[Source records]
━━━━━━━━━━━━━━━━━━━━━━━━━━━━━━

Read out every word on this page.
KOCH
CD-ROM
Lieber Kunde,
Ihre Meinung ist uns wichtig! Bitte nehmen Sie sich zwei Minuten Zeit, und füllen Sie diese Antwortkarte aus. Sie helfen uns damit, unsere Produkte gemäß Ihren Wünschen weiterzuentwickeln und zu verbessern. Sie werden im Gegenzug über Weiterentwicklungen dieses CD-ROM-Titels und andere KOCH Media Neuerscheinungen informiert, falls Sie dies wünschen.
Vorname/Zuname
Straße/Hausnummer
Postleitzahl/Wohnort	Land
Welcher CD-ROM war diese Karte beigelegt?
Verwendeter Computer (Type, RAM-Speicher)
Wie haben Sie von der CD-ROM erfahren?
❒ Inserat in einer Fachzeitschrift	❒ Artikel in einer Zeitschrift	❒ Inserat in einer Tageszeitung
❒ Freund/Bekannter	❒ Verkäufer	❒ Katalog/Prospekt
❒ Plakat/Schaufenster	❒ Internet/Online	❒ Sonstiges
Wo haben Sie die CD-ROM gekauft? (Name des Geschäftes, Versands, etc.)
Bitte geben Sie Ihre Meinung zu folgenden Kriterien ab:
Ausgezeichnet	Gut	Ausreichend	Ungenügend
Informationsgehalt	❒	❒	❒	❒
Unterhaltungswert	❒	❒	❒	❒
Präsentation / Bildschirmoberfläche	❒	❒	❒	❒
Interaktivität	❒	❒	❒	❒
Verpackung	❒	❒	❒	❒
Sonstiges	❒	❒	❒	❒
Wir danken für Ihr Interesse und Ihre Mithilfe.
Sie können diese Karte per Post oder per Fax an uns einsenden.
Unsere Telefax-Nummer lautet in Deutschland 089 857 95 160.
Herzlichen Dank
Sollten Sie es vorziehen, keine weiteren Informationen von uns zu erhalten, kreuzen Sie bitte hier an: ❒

━━━━━━━━━━━━━━━━━━━━━━━━━━━━━━

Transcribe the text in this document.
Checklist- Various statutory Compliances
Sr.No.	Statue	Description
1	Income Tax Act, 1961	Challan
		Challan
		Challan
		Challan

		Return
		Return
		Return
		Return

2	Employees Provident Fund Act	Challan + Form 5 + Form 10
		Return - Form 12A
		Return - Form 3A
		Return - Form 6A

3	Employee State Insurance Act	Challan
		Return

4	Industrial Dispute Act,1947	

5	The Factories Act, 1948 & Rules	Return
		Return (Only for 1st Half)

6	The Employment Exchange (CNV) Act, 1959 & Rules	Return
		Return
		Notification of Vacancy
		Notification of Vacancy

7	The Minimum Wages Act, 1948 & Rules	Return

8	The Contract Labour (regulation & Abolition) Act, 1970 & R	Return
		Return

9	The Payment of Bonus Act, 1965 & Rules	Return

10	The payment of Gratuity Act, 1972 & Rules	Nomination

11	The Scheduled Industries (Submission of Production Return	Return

━━━━━━━━━━━━━━━━━━━━━━━━━━━━━━

:: TASK GOAL ::
Only lines with the string "haben" belong in your answer; copy each one.

:: SOLUTION BELOW ::
Wie haben Sie von der CD-ROM erfahren?
Wo haben Sie die CD-ROM gekauft? (Name des Geschäftes, Versands, etc.)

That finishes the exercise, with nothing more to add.